Short problem 1 | Copy the stretch of the voting passage from "Why vote? The largest" through "but he won." word for word.

Document section |
===

Why vote? The current voter participants represent us just fine. In the 2016 presidential election, of the 137.5 million voters, 67.9 (49.4%) were made up of Baby Boomer votes and older generations’ votes; the rest of the votes were made by Gen X and Millennials. Baby Boomers and the Silent Generation make up about 28% of the overall population, so they’re clearly the perfect group of people to vote on the candidate who will represent the entire nation! They’re also the oldest group of citizens, so clearly their views are always the best for our ever-growing country. The other 47% of voting aged citizens just have to deal with the facts, they don’t bother voting, so clearly the current voter participants represent them perfectly. Right?

Why vote? The demographics show that generally, the candidates have a 50/50 chance of winning. The last five Electoral College results show that it is so close, that in two of the last five elections, the candidates only won because they had a slight majority in the Electoral College while the other candidate had a slight majority in the popular vote. That’s two out of four presidents who won because of slight differences in the vote. It’s okay though. That’s how the process was designed. It’s supposed to be so close because then we have a 50% chance for either party to be represented, even if that doesn’t represent how the parties are actually divided in our nation.

Why vote? Millennials are becoming the largest voter demographic anyway. This last election, the number of eligible Millennial voters was about 62 million, second only to the Baby Boomer’s 70 million. As Millennials get closer and closer to being the largest voting generation, obviously they should control the election as the largest voting demographic should, just like Baby Boomers did before them. Like we’ve seen before, the largest voting demographic has the country’s best interests at heart, so they’ll represent us well.

Why vote? The largest generation who votes on the issues of our nation are representative of our nation throughout history. It doesn’t matter what side you’re on, this happens all the time. Low voter turnouts always happen. In 1828, only about 58% of voting age citizens showed up to the election, and only 56% of those people voted for Andrew Jackson, yet he won. Once again, a clear a demonstration of how elections should work. In 1912, Woodrow Wilson only got 42% of the popular vote, but he won.

Everything about the United States voting crisis is mitigated when you take a second and look at the facts. There’s no voting crisis, there’s just people who think that by not voting, you’re committing some sort of crime.

So, why vote? Because it does matter.

===

Stored records |
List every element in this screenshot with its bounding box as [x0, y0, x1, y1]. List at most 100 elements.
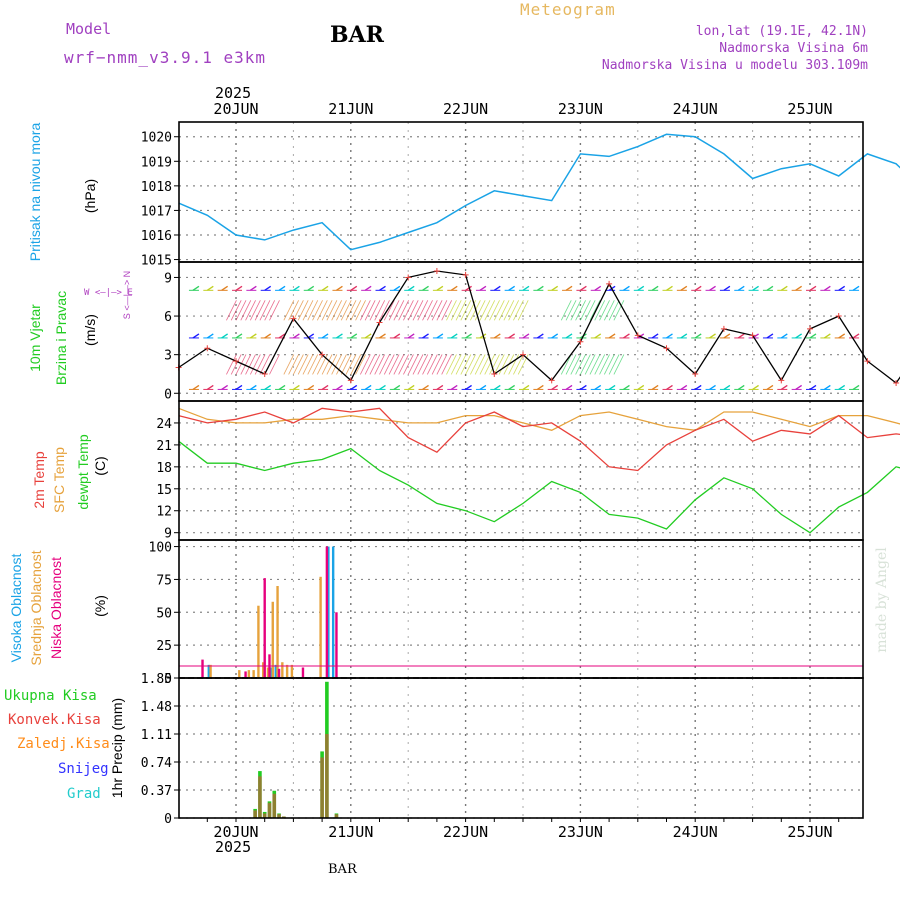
wind-arrow	[206, 285, 214, 291]
wind-hatch	[331, 354, 343, 375]
cloud-bar	[201, 659, 204, 678]
wind-arrow	[737, 285, 745, 291]
wind-arrow	[680, 384, 688, 390]
wind-hatch	[302, 300, 314, 321]
y-tick-label: 9	[164, 527, 172, 542]
wind-speed-line	[178, 270, 900, 384]
wind-arrow	[536, 333, 544, 339]
wind-hatch	[570, 354, 582, 375]
wind-arrow	[594, 285, 602, 291]
date-label-top: 20JUN	[213, 100, 258, 118]
wind-arrow	[838, 333, 846, 339]
precip-bar	[272, 793, 277, 818]
y-tick-label: 1016	[141, 229, 172, 244]
wind-hatch	[321, 300, 333, 321]
wind-arrow	[536, 384, 544, 390]
cloud-bar	[290, 664, 294, 678]
y-tick-label: 21	[156, 439, 172, 454]
wind-speed-marker	[405, 274, 412, 281]
wind-hatch	[417, 354, 429, 375]
cloud-bar	[277, 668, 281, 678]
wind-speed-marker	[376, 319, 383, 326]
wind-hatch	[484, 354, 496, 375]
wind-arrow	[623, 333, 630, 339]
wind-arrow	[379, 333, 386, 339]
wind-arrow	[407, 384, 415, 390]
wind-hatch	[580, 354, 591, 375]
wind-arrow	[809, 384, 817, 390]
cloud-bar	[285, 664, 289, 678]
date-label-top: 23JUN	[558, 100, 603, 118]
wind-hatch	[493, 354, 505, 375]
wind-speed-marker	[233, 358, 239, 365]
y-tick-label: 1020	[141, 131, 172, 146]
wind-hatch	[599, 300, 610, 321]
wind-arrow	[221, 285, 229, 291]
wind-hatch	[493, 300, 505, 321]
wind-hatch	[364, 354, 376, 375]
wind-speed-marker	[749, 332, 756, 339]
year-label-bottom: 2025	[215, 838, 252, 856]
precip-bar	[267, 802, 272, 818]
wind-hatch	[364, 300, 376, 321]
wind-arrow	[809, 333, 817, 339]
wind-arrow	[852, 333, 860, 339]
wind-arrow	[264, 333, 272, 339]
wind-hatch	[269, 300, 280, 321]
wind-hatch	[283, 354, 295, 375]
y-tick-label: 12	[156, 505, 172, 520]
wind-arrow	[565, 333, 573, 339]
wind-hatch	[254, 300, 266, 321]
wind-arrow	[278, 333, 286, 339]
wind-hatch	[446, 354, 457, 375]
y-tick-label: 75	[156, 573, 172, 588]
y-tick-label: 1019	[141, 155, 172, 170]
wind-arrow	[307, 285, 315, 291]
wind-hatch	[398, 354, 409, 375]
wind-hatch	[580, 300, 591, 321]
cloud-bar	[262, 662, 265, 678]
wind-hatch	[470, 354, 481, 375]
cloud-bar	[244, 671, 247, 678]
wind-hatch	[489, 300, 500, 321]
wind-arrow	[493, 285, 501, 291]
date-label-top: 24JUN	[673, 100, 718, 118]
wind-hatch	[336, 300, 347, 321]
wind-arrow	[407, 285, 415, 291]
precip-bar	[325, 734, 329, 818]
wind-hatch	[431, 300, 443, 321]
wind-hatch	[307, 354, 319, 375]
wind-arrow	[709, 384, 716, 390]
wind-hatch	[460, 354, 472, 375]
wind-speed-marker	[204, 345, 211, 352]
wind-hatch	[484, 300, 496, 321]
cloud-bar	[274, 664, 277, 678]
wind-arrow	[508, 384, 516, 390]
wind-hatch	[613, 300, 625, 321]
wind-speed-marker	[290, 315, 297, 322]
date-label-bottom: 21JUN	[328, 823, 373, 841]
wind-speed-marker	[319, 351, 326, 358]
wind-arrow	[422, 384, 429, 390]
wind-hatch	[240, 300, 252, 321]
wind-hatch	[426, 300, 438, 321]
wind-speed-marker	[520, 351, 526, 358]
wind-arrow	[666, 333, 673, 339]
wind-arrow	[637, 333, 645, 339]
wind-hatch	[513, 300, 524, 321]
wind-hatch	[613, 354, 625, 375]
wind-arrow	[436, 333, 444, 339]
wind-hatch	[431, 354, 443, 375]
wind-arrow	[522, 333, 530, 339]
dewpt-line	[178, 440, 900, 534]
wind-hatch	[589, 300, 601, 321]
wind-arrow	[680, 285, 688, 291]
compass-ew: W <—|—> E	[84, 288, 133, 298]
cloud-bar	[276, 586, 279, 678]
wind-hatch	[240, 354, 252, 375]
wind-hatch	[570, 300, 582, 321]
wind-speed-marker	[864, 358, 871, 365]
cloud-bar	[266, 667, 270, 678]
wind-hatch	[326, 300, 338, 321]
wind-hatch	[288, 354, 299, 375]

===

Short problem 2 | Repeat the lines of the listing from the line containing "285, 214, 291]" through the line containing "668, 281, 678]", including both of those lines, with nothing else.

Final result 1 |
Why vote? The largest generation who votes on the issues of our nation are representative of our nation throughout history. It doesn’t matter what side you’re on, this happens all the time. Low voter turnouts always happen. In 1828, only about 58% of voting age citizens showed up to the election, and only 56% of those people voted for Andrew Jackson, yet he won. Once again, a clear a demonstration of how elections should work. In 1912, Woodrow Wilson only got 42% of the popular vote, but he won.

Final result 2 |
wind-arrow	[206, 285, 214, 291]
wind-hatch	[331, 354, 343, 375]
cloud-bar	[201, 659, 204, 678]
wind-arrow	[737, 285, 745, 291]
wind-arrow	[680, 384, 688, 390]
wind-hatch	[302, 300, 314, 321]
y-tick-label: 9	[164, 527, 172, 542]
wind-speed-line	[178, 270, 900, 384]
wind-arrow	[536, 333, 544, 339]
wind-hatch	[570, 354, 582, 375]
wind-arrow	[594, 285, 602, 291]
date-label-top: 20JUN	[213, 100, 258, 118]
wind-arrow	[838, 333, 846, 339]
precip-bar	[272, 793, 277, 818]
y-tick-label: 1016	[141, 229, 172, 244]
wind-hatch	[321, 300, 333, 321]
wind-arrow	[536, 384, 544, 390]
cloud-bar	[290, 664, 294, 678]
y-tick-label: 21	[156, 439, 172, 454]
wind-speed-marker	[405, 274, 412, 281]
wind-hatch	[417, 354, 429, 375]
cloud-bar	[277, 668, 281, 678]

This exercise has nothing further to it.